## TASK REQUIREMENTS
Copy out each line featuring the string "Günlük" from the entries beneath.

## MATERIAL FOR THIS EXERCISE
==*==
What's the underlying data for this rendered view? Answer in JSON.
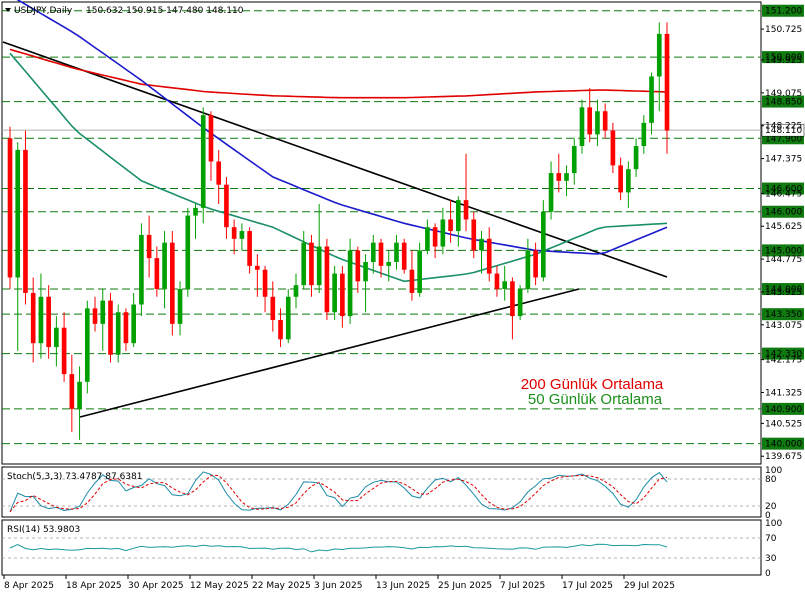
{
  "header": {
    "symbol": "USDJPY,Daily",
    "ohlc": "150.632 150.915 147.480 148.110"
  },
  "price_axis_ticks": [
    "150.725",
    "149.925",
    "149.075",
    "148.225",
    "147.375",
    "146.475",
    "145.625",
    "144.775",
    "143.925",
    "143.075",
    "142.175",
    "141.325",
    "140.525",
    "139.675"
  ],
  "date_labels": [
    "8 Apr 2025",
    "18 Apr 2025",
    "30 Apr 2025",
    "12 May 2025",
    "22 May 2025",
    "3 Jun 2025",
    "13 Jun 2025",
    "25 Jun 2025",
    "7 Jul 2025",
    "17 Jul 2025",
    "29 Jul 2025"
  ],
  "annotations": {
    "ma200": "200 Günlük Ortalama",
    "ma50": "50 Günlük Ortalama"
  },
  "stoch": {
    "label": "Stoch(5,3,3) 73.4787 87.6381",
    "ticks": [
      "100",
      "80",
      "20",
      "0"
    ]
  },
  "rsi": {
    "label": "RSI(14) 53.9803",
    "ticks": [
      "100",
      "70",
      "30",
      "0"
    ]
  },
  "current_price_label": "148.110",
  "colors": {
    "bull": "#00a000",
    "bear": "#ff0000",
    "ma200": "#e00000",
    "ma100": "#1a1acc",
    "ma50": "#1b8f6a",
    "level": "#0f7a0f",
    "trend": "#000000",
    "ann200": "#e00000",
    "ann50": "#1b8f1b"
  },
  "chart_data": {
    "type": "line",
    "title": "USDJPY,Daily",
    "ylim": [
      139.5,
      151.4
    ],
    "x": [
      "8 Apr 2025",
      "18 Apr 2025",
      "30 Apr 2025",
      "12 May 2025",
      "22 May 2025",
      "3 Jun 2025",
      "13 Jun 2025",
      "25 Jun 2025",
      "7 Jul 2025",
      "17 Jul 2025",
      "29 Jul 2025"
    ],
    "support_resistance_levels": [
      "151.200",
      "150.000",
      "148.850",
      "147.900",
      "146.600",
      "146.000",
      "145.000",
      "144.000",
      "143.350",
      "142.330",
      "140.900",
      "140.000"
    ],
    "series": [
      {
        "name": "200 Günlük Ortalama",
        "values": [
          150.2,
          149.7,
          149.3,
          149.1,
          149.0,
          148.95,
          148.95,
          149.0,
          149.1,
          149.15,
          149.1
        ]
      },
      {
        "name": "50 Günlük Ortalama",
        "values": [
          150.1,
          148.1,
          146.8,
          146.1,
          145.6,
          144.8,
          144.2,
          144.4,
          144.9,
          145.6,
          145.7
        ]
      }
    ],
    "ohlc": [
      [
        147.9,
        148.2,
        144.0,
        144.3
      ],
      [
        144.3,
        147.8,
        142.4,
        147.6
      ],
      [
        147.6,
        148.1,
        143.6,
        143.9
      ],
      [
        143.9,
        144.3,
        142.1,
        142.6
      ],
      [
        142.6,
        144.4,
        142.2,
        143.8
      ],
      [
        143.8,
        144.1,
        142.2,
        142.5
      ],
      [
        142.5,
        143.3,
        142.0,
        143.0
      ],
      [
        143.0,
        143.4,
        141.6,
        141.8
      ],
      [
        141.8,
        142.3,
        140.3,
        140.9
      ],
      [
        140.9,
        142.0,
        140.1,
        141.6
      ],
      [
        141.6,
        143.7,
        141.3,
        143.5
      ],
      [
        143.5,
        143.8,
        142.9,
        143.1
      ],
      [
        143.1,
        144.0,
        142.4,
        143.7
      ],
      [
        143.7,
        143.9,
        142.1,
        142.3
      ],
      [
        142.3,
        143.6,
        142.1,
        143.4
      ],
      [
        143.4,
        143.5,
        142.4,
        142.6
      ],
      [
        142.6,
        143.9,
        142.5,
        143.6
      ],
      [
        143.6,
        145.7,
        143.3,
        145.4
      ],
      [
        145.4,
        145.9,
        144.3,
        144.8
      ],
      [
        144.8,
        145.1,
        143.8,
        144.0
      ],
      [
        144.0,
        145.5,
        143.5,
        145.2
      ],
      [
        145.2,
        145.5,
        142.8,
        143.1
      ],
      [
        143.1,
        144.2,
        142.8,
        144.0
      ],
      [
        144.0,
        146.1,
        143.8,
        145.9
      ],
      [
        145.9,
        146.2,
        145.3,
        146.1
      ],
      [
        146.1,
        148.7,
        145.7,
        148.5
      ],
      [
        148.5,
        148.6,
        146.8,
        147.3
      ],
      [
        147.3,
        147.6,
        146.2,
        146.7
      ],
      [
        146.7,
        146.9,
        145.3,
        145.6
      ],
      [
        145.6,
        145.8,
        144.9,
        145.3
      ],
      [
        145.3,
        145.7,
        145.0,
        145.5
      ],
      [
        145.5,
        145.6,
        144.4,
        144.6
      ],
      [
        144.6,
        144.9,
        143.8,
        144.5
      ],
      [
        144.5,
        144.6,
        143.4,
        143.8
      ],
      [
        143.8,
        144.2,
        142.9,
        143.2
      ],
      [
        143.2,
        143.5,
        142.5,
        142.7
      ],
      [
        142.7,
        144.0,
        142.6,
        143.8
      ],
      [
        143.8,
        144.4,
        143.5,
        144.1
      ],
      [
        144.1,
        145.5,
        144.0,
        145.2
      ],
      [
        145.2,
        145.4,
        143.8,
        144.1
      ],
      [
        144.1,
        146.2,
        143.9,
        145.1
      ],
      [
        145.1,
        145.3,
        143.2,
        143.4
      ],
      [
        143.4,
        144.6,
        143.2,
        144.4
      ],
      [
        144.4,
        144.6,
        143.0,
        143.3
      ],
      [
        143.3,
        145.3,
        143.1,
        145.0
      ],
      [
        145.0,
        145.1,
        143.9,
        144.2
      ],
      [
        144.2,
        144.9,
        143.4,
        144.7
      ],
      [
        144.7,
        145.4,
        144.4,
        145.2
      ],
      [
        145.2,
        145.3,
        144.3,
        144.6
      ],
      [
        144.6,
        145.0,
        144.2,
        144.7
      ],
      [
        144.7,
        145.4,
        144.5,
        145.2
      ],
      [
        145.2,
        145.3,
        144.4,
        144.5
      ],
      [
        144.5,
        145.0,
        143.7,
        143.9
      ],
      [
        143.9,
        145.2,
        143.8,
        145.0
      ],
      [
        145.0,
        145.8,
        144.9,
        145.6
      ],
      [
        145.6,
        145.7,
        144.8,
        145.1
      ],
      [
        145.1,
        146.1,
        144.9,
        145.8
      ],
      [
        145.8,
        146.3,
        145.2,
        145.5
      ],
      [
        145.5,
        146.4,
        145.1,
        146.3
      ],
      [
        146.3,
        147.5,
        145.5,
        145.8
      ],
      [
        145.8,
        146.0,
        144.8,
        145.0
      ],
      [
        145.0,
        145.5,
        144.4,
        145.3
      ],
      [
        145.3,
        145.6,
        144.2,
        144.4
      ],
      [
        144.4,
        144.6,
        143.8,
        144.0
      ],
      [
        144.0,
        144.6,
        143.7,
        144.2
      ],
      [
        144.2,
        144.3,
        142.7,
        143.3
      ],
      [
        143.3,
        144.1,
        143.2,
        144.0
      ],
      [
        144.0,
        145.3,
        143.9,
        145.0
      ],
      [
        145.0,
        145.2,
        144.1,
        144.3
      ],
      [
        144.3,
        146.3,
        144.2,
        146.0
      ],
      [
        146.0,
        147.3,
        145.8,
        147.0
      ],
      [
        147.0,
        147.5,
        146.5,
        146.8
      ],
      [
        146.8,
        147.2,
        146.4,
        147.0
      ],
      [
        147.0,
        147.9,
        146.7,
        147.7
      ],
      [
        147.7,
        148.9,
        147.5,
        148.7
      ],
      [
        148.7,
        149.2,
        147.8,
        148.0
      ],
      [
        148.0,
        148.9,
        147.7,
        148.6
      ],
      [
        148.6,
        148.8,
        147.9,
        148.1
      ],
      [
        148.1,
        148.3,
        147.0,
        147.2
      ],
      [
        147.2,
        147.4,
        146.3,
        146.5
      ],
      [
        146.5,
        147.3,
        146.1,
        147.1
      ],
      [
        147.1,
        147.9,
        146.9,
        147.7
      ],
      [
        147.7,
        148.5,
        147.5,
        148.3
      ],
      [
        148.3,
        149.6,
        148.0,
        149.5
      ],
      [
        149.5,
        150.9,
        148.6,
        150.6
      ],
      [
        150.6,
        150.9,
        147.5,
        148.1
      ]
    ]
  }
}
==*==
## SOLUTION TO THE PROBLEM
    "ma200": "200 Günlük Ortalama",
    "ma50": "50 Günlük Ortalama"
        "name": "200 Günlük Ortalama",
        "name": "50 Günlük Ortalama",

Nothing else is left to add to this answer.